● **TASK DIRECTIONS**: Tell how many lines include the string "Billing". Answer with a single number.

-=-=-=-=-

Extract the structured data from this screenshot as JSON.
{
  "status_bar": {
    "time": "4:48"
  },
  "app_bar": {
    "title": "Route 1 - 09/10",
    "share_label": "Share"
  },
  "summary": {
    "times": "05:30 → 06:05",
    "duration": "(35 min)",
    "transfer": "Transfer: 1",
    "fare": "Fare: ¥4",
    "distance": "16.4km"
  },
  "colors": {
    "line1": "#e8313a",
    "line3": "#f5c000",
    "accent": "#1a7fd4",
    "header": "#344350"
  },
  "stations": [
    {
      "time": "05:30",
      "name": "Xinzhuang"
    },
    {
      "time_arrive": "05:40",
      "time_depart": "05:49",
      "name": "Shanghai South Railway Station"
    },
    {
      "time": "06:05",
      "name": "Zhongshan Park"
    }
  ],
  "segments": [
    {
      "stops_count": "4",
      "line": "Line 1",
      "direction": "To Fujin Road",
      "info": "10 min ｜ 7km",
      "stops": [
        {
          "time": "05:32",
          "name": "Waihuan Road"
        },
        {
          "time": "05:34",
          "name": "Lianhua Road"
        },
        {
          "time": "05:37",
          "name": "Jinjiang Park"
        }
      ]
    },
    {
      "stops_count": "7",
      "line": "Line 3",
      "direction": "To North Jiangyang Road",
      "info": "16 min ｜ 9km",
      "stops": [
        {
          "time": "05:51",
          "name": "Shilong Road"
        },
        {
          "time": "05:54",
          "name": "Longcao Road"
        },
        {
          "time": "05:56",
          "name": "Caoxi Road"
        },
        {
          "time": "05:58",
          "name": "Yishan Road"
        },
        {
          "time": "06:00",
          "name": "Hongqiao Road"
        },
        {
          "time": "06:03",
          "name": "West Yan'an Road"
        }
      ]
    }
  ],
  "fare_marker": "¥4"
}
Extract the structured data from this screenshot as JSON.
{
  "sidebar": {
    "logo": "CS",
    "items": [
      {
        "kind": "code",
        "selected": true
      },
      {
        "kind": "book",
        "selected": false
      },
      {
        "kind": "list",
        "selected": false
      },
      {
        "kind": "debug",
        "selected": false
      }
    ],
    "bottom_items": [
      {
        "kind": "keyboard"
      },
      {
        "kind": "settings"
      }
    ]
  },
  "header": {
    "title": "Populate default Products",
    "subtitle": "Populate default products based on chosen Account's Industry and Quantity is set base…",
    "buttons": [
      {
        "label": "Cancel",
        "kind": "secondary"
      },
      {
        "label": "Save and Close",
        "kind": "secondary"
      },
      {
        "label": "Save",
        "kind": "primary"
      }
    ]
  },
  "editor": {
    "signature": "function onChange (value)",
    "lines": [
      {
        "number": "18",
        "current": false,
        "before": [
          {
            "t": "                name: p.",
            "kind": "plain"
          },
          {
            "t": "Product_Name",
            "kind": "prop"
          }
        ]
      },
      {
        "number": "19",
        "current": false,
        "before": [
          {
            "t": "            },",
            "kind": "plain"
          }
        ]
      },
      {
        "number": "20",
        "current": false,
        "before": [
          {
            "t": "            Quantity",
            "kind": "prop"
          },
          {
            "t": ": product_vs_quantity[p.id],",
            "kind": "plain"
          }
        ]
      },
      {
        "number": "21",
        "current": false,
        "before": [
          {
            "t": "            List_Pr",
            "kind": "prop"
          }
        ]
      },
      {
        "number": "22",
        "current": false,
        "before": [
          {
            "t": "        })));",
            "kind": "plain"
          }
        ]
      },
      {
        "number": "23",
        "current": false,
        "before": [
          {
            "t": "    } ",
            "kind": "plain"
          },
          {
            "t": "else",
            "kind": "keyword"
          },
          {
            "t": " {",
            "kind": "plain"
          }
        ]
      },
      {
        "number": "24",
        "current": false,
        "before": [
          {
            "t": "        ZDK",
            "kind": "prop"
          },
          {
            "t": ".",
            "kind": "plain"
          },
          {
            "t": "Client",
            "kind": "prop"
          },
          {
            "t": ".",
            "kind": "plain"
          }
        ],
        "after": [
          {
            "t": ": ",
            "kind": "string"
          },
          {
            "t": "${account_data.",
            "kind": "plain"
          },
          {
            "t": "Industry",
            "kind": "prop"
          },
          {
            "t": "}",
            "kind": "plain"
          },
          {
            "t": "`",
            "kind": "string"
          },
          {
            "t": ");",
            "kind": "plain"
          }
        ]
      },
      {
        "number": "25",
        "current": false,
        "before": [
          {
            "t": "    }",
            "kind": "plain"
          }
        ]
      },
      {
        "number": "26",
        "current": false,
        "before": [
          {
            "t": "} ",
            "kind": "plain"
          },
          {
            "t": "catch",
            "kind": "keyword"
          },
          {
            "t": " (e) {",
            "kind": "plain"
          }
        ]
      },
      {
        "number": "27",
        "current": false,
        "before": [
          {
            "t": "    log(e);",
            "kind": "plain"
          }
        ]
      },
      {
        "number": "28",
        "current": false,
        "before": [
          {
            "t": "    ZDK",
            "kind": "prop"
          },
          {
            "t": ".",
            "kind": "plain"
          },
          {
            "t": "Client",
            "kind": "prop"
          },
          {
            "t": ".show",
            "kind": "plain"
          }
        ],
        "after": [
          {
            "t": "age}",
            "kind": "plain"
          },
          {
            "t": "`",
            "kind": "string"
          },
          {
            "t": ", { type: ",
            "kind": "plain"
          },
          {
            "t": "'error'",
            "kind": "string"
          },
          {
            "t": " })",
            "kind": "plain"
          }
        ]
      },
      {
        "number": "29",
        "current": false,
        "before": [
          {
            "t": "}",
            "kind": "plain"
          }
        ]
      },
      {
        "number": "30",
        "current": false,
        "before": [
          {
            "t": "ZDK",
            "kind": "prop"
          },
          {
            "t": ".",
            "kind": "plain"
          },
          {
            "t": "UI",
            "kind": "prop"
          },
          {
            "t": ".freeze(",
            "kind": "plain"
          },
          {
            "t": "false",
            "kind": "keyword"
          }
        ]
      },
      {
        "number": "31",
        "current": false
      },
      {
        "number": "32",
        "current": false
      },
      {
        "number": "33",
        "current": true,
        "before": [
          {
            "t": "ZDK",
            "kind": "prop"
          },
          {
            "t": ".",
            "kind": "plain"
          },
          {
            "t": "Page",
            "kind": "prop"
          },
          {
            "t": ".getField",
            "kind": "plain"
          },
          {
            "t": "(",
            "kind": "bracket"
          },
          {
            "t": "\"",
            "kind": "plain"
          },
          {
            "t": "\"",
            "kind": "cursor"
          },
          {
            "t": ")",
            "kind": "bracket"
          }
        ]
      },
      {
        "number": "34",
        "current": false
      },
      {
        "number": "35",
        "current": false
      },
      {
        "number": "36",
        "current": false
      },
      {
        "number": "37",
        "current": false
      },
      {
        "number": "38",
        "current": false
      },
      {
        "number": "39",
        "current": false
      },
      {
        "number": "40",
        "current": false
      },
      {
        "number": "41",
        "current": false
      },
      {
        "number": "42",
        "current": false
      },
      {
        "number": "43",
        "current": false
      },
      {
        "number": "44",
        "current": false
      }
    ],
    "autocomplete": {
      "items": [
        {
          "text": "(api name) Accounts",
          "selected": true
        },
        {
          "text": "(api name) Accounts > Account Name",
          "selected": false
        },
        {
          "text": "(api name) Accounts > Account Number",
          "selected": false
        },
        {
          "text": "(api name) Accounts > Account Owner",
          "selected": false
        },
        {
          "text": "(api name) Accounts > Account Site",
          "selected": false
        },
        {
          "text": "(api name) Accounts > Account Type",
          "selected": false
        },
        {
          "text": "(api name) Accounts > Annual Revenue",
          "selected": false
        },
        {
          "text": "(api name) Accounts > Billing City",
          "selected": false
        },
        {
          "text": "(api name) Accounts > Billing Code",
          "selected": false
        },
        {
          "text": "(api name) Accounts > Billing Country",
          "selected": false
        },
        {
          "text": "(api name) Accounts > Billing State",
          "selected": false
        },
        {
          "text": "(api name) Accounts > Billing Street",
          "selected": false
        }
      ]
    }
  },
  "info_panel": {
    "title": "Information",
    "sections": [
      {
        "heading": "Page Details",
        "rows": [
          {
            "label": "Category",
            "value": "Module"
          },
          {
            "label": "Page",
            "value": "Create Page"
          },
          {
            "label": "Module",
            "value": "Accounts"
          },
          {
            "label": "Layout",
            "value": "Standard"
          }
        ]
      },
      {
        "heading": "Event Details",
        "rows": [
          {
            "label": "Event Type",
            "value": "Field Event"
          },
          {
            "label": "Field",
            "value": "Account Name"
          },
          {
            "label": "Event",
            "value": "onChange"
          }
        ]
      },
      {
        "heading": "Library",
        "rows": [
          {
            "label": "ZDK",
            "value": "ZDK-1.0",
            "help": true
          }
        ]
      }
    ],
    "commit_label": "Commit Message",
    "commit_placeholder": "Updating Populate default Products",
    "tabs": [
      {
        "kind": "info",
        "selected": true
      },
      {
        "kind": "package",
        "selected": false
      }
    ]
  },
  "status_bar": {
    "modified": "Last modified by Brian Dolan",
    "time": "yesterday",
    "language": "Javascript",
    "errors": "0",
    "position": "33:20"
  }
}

-=-=-=-=-

● **EXERCISE RESPONSE**: 5